═══ DATA FOR THIS TASK ═══

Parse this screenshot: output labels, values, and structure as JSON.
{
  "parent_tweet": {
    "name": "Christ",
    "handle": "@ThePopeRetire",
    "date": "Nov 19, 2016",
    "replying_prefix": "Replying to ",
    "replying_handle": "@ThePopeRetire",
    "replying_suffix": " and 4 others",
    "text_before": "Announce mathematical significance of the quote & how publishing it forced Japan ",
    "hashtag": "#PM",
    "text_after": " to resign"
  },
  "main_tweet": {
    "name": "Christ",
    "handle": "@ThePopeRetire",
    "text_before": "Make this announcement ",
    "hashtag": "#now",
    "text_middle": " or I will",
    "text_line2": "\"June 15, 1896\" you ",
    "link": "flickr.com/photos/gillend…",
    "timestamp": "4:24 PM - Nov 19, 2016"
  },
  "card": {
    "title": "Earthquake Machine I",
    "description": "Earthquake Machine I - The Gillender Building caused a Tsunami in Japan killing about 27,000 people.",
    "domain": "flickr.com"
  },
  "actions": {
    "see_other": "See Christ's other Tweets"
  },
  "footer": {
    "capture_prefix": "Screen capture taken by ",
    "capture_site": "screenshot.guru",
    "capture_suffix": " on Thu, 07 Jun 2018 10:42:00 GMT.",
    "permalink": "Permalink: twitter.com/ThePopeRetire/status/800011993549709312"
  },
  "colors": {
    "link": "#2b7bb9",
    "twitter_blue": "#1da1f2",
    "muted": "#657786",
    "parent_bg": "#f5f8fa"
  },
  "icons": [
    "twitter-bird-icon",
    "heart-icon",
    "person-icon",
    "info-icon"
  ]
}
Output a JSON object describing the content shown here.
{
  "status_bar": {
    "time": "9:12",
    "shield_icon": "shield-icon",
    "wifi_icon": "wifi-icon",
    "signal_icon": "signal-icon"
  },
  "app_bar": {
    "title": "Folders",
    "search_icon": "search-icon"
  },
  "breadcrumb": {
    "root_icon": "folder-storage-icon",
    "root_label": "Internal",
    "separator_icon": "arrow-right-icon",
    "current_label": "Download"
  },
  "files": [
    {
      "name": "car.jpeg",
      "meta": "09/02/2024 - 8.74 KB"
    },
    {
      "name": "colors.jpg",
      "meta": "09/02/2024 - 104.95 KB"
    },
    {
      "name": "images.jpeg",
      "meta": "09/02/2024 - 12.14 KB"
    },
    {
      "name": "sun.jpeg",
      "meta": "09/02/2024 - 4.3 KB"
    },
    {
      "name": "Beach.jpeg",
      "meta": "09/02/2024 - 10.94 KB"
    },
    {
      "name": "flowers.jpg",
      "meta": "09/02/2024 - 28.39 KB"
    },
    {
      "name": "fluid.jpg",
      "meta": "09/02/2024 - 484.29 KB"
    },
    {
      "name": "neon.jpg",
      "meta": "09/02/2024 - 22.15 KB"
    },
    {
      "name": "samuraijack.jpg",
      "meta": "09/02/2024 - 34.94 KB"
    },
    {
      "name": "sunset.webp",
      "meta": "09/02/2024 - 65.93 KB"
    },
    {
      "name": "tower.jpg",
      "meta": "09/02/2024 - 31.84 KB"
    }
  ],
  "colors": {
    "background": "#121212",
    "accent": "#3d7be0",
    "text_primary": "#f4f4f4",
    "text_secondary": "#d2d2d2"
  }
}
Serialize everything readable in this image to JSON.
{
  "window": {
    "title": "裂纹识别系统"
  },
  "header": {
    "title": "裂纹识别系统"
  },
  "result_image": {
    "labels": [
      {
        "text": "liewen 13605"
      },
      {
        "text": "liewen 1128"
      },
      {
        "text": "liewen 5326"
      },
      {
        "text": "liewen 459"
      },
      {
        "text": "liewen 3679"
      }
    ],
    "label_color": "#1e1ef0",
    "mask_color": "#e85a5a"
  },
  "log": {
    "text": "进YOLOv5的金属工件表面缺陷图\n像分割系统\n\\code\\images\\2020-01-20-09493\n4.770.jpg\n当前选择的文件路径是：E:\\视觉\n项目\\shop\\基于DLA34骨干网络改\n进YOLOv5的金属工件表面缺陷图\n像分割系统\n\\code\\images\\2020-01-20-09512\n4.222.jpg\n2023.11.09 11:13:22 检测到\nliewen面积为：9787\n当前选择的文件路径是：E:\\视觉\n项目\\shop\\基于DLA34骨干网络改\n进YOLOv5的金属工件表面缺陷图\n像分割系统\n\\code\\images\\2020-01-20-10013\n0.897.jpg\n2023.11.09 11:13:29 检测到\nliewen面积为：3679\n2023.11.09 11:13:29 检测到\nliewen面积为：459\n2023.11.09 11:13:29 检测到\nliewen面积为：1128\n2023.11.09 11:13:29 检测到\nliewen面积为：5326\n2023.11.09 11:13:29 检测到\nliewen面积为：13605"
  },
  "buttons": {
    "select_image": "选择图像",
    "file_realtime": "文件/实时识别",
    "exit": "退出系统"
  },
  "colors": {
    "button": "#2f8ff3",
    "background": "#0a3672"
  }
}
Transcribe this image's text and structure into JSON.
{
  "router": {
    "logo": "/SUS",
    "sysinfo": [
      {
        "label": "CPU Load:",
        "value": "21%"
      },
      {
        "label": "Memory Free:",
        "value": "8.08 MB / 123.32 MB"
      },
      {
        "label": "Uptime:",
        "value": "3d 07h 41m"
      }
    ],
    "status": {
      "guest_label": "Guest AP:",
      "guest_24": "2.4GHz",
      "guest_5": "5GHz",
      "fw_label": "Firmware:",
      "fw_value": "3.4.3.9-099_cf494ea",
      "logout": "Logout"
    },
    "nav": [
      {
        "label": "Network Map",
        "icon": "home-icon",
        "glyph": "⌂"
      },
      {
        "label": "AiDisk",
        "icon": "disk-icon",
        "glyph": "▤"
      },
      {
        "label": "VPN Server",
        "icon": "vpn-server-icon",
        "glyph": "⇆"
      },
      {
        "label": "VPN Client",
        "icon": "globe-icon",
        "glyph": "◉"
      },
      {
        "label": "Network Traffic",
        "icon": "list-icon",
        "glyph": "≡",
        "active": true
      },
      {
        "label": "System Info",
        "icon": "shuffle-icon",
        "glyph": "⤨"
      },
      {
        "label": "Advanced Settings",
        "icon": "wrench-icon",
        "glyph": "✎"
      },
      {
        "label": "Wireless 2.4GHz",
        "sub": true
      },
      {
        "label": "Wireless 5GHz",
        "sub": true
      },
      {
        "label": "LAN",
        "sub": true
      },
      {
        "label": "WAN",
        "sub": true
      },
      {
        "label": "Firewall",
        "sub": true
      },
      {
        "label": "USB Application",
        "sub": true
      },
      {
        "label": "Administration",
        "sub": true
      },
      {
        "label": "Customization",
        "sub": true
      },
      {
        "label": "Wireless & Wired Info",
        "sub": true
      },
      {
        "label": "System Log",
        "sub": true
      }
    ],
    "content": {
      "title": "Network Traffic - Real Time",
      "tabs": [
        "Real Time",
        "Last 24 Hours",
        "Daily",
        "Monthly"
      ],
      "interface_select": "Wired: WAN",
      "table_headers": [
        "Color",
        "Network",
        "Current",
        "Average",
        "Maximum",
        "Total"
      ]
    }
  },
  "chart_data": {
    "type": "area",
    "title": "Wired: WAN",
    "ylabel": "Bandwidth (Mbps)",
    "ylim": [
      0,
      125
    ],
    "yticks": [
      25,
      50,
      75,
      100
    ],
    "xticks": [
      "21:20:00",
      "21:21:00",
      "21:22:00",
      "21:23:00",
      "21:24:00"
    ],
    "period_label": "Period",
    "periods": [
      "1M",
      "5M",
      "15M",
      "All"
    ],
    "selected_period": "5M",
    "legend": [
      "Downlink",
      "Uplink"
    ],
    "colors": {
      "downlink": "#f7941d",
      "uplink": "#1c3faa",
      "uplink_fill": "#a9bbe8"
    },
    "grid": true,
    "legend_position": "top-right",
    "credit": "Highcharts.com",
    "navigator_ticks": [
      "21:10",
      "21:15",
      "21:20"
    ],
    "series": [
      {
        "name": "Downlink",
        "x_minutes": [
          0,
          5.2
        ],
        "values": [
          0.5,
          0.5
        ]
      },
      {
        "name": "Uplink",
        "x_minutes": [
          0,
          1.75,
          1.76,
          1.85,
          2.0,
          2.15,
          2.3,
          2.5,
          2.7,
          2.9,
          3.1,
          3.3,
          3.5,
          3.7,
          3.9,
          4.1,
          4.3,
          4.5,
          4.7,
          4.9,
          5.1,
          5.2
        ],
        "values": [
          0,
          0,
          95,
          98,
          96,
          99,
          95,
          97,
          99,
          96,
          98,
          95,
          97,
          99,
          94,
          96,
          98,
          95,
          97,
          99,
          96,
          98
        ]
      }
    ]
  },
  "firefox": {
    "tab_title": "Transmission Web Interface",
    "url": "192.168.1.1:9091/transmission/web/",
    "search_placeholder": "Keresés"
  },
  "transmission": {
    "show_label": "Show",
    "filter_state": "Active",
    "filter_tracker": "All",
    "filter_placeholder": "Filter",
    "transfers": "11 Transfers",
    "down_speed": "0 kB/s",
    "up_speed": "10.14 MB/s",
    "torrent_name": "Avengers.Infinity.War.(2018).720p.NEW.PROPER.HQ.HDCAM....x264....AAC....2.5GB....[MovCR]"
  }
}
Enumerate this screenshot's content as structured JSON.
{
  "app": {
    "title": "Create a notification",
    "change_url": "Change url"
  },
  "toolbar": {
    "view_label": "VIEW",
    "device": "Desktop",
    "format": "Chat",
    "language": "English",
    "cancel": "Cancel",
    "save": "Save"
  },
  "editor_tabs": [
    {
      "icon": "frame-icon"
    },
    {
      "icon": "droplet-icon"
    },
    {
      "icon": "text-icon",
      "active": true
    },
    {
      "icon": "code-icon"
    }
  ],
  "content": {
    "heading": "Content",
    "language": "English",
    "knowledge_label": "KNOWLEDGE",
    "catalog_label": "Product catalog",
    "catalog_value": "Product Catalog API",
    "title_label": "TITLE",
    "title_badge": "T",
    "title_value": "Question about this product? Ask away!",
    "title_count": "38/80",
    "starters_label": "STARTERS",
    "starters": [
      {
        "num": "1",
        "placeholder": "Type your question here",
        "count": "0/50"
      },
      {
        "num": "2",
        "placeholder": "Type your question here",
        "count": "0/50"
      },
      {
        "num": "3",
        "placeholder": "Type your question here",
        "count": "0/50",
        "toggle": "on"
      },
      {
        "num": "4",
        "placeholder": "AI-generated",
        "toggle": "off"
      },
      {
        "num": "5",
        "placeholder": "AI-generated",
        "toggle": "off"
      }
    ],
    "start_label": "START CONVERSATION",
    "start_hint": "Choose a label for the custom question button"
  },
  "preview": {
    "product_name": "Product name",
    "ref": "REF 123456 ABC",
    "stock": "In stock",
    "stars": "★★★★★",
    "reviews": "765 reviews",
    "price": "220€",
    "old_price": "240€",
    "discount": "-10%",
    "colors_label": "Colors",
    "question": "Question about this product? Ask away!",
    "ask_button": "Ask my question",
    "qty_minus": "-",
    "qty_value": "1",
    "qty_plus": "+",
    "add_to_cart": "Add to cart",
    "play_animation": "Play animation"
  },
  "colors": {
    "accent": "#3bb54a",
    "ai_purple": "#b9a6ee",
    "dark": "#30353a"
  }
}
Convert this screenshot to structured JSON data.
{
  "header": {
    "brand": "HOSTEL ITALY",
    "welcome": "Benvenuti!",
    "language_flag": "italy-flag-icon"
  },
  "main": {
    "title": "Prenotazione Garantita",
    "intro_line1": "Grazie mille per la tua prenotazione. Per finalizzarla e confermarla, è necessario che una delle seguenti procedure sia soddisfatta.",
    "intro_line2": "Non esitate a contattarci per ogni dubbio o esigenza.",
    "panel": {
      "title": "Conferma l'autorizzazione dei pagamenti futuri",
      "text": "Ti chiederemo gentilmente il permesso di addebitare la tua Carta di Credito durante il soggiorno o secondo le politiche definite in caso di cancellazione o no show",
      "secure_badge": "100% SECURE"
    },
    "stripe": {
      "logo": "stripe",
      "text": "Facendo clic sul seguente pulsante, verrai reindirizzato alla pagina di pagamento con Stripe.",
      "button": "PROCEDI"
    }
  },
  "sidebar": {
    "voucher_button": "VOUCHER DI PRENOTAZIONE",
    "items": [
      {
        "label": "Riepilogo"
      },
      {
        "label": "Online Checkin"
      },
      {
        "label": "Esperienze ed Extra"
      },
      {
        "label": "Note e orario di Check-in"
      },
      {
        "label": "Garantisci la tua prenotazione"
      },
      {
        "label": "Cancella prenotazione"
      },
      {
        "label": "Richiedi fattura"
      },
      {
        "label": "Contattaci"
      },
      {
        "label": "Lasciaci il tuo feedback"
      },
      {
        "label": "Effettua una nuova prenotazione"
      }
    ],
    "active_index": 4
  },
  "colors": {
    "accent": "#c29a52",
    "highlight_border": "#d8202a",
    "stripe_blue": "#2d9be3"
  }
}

═══

## WHAT IS ASKED
Wherever "JSON" shows up in a line, copy that line.

## RESULT FOR THIS TASK
Parse this screenshot: output labels, values, and structure as JSON.
Output a JSON object describing the content shown here.
Serialize everything readable in this image to JSON.
Transcribe this image's text and structure into JSON.
Enumerate this screenshot's content as structured JSON.
Convert this screenshot to structured JSON data.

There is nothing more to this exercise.